== AVAILABLE RECORDS

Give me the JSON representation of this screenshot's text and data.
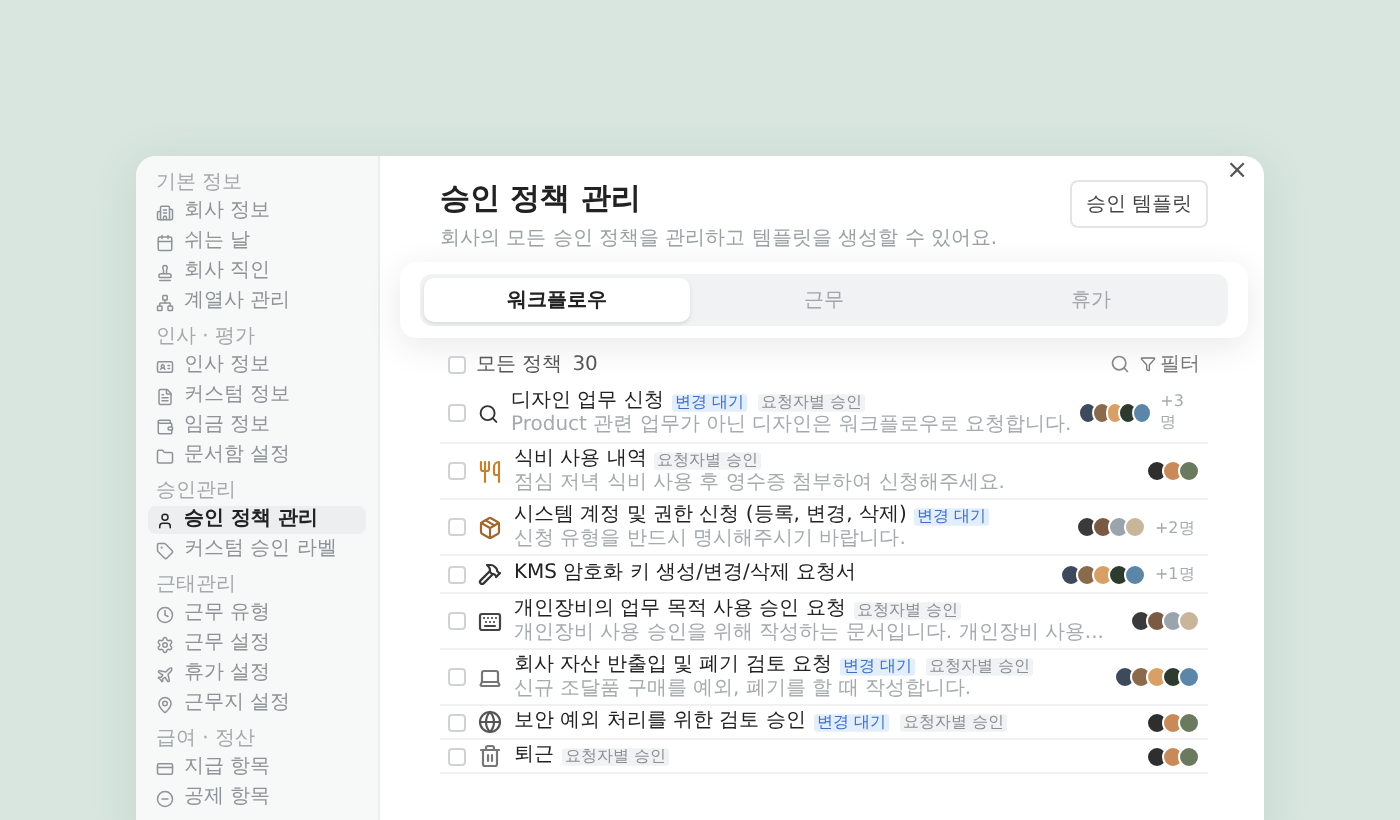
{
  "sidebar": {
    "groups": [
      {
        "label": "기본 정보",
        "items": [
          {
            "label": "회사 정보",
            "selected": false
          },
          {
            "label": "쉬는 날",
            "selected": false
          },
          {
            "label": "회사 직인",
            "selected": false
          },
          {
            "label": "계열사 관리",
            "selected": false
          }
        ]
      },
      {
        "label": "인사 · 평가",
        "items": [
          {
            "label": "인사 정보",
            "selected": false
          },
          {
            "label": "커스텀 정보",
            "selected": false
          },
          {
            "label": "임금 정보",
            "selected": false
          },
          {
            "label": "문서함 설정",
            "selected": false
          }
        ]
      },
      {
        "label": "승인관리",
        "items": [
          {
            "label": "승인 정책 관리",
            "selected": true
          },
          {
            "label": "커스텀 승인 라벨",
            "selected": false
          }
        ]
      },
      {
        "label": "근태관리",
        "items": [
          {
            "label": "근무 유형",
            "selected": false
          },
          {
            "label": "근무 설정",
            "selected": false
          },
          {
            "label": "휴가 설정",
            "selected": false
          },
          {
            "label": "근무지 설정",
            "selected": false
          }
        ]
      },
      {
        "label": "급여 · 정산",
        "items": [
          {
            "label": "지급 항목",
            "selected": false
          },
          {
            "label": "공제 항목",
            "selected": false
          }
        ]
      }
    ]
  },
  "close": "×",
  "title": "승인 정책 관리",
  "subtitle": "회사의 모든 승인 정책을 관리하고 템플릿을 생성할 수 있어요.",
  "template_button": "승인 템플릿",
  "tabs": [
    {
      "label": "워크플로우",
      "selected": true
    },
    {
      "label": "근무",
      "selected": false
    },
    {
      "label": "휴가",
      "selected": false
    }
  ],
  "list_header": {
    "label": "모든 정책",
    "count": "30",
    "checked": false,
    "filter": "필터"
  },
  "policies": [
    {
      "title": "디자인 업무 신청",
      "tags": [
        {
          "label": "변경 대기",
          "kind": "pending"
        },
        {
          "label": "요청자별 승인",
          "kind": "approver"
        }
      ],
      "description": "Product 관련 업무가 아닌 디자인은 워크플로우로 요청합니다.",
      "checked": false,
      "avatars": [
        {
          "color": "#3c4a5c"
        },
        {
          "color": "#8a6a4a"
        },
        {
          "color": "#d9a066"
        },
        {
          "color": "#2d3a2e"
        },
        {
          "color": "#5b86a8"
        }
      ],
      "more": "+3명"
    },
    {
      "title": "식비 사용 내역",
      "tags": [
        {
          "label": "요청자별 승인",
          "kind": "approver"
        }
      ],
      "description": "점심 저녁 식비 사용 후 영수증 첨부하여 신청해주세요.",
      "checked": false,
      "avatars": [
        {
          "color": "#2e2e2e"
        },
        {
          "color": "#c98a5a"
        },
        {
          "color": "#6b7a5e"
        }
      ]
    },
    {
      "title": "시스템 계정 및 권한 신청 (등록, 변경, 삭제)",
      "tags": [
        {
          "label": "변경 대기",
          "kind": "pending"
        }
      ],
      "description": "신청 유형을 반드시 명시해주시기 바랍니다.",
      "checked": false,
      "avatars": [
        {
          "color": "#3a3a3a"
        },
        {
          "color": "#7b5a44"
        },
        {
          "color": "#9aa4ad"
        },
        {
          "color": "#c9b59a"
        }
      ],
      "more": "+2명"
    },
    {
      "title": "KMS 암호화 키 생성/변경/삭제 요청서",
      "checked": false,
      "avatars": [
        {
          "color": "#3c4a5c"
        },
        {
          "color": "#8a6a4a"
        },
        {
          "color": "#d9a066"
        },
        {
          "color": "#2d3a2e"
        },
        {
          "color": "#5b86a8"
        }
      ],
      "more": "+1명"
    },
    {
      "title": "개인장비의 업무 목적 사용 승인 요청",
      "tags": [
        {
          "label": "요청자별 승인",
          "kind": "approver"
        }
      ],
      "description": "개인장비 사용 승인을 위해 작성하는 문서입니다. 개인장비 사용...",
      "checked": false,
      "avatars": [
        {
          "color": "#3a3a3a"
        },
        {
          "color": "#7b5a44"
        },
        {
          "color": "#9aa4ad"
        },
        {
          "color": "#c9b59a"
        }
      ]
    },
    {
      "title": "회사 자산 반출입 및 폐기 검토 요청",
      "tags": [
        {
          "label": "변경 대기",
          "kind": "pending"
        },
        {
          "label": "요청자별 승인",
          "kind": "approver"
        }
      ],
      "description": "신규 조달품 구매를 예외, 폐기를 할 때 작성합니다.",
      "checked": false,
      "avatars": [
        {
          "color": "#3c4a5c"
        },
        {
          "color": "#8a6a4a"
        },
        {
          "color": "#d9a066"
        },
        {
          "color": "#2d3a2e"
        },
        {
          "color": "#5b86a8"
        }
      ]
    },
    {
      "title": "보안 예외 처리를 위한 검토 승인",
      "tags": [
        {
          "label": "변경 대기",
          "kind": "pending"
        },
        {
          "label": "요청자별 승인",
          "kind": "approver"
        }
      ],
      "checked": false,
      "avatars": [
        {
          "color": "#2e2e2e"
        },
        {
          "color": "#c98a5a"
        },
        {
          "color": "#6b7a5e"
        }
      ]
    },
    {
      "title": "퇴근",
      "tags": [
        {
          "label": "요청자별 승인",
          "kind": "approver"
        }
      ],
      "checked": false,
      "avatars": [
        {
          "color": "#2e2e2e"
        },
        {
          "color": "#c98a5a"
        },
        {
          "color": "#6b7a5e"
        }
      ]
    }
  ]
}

====
== AVAILABLE RECORDS

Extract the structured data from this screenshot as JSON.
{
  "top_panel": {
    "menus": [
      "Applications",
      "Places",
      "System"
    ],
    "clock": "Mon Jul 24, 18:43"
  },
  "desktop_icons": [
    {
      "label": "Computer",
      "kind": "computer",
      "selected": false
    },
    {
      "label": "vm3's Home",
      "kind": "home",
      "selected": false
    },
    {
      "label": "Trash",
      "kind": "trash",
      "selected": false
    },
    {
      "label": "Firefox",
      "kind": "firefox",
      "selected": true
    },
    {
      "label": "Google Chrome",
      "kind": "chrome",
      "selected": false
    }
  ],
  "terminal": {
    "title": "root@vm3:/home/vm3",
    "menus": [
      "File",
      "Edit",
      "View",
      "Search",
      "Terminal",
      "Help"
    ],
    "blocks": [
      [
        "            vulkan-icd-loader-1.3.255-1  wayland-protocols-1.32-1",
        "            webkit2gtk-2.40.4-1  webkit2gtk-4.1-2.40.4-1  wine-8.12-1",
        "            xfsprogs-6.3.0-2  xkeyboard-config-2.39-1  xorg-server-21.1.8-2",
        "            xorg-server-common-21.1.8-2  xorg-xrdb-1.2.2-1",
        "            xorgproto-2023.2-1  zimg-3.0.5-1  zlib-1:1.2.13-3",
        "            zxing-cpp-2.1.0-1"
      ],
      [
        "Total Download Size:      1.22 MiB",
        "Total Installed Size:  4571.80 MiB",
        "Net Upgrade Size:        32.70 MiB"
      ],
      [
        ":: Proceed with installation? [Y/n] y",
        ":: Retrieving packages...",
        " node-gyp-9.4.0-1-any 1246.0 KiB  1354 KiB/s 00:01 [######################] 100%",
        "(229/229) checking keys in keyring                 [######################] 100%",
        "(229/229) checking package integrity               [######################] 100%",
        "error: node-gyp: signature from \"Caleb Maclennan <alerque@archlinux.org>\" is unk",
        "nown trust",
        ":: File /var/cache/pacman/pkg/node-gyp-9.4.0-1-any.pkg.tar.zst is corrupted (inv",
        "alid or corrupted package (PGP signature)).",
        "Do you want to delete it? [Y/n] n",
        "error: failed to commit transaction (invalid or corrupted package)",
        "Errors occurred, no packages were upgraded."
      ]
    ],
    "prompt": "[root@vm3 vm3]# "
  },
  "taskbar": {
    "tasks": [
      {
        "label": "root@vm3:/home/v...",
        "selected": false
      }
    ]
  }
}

====

## WHAT NEEDS TO BE DONE
In the records above, locate every line with the string "JSON" and copy it.

## ANSWER TO THE EXERCISE
Give me the JSON representation of this screenshot's text and data.
Extract the structured data from this screenshot as JSON.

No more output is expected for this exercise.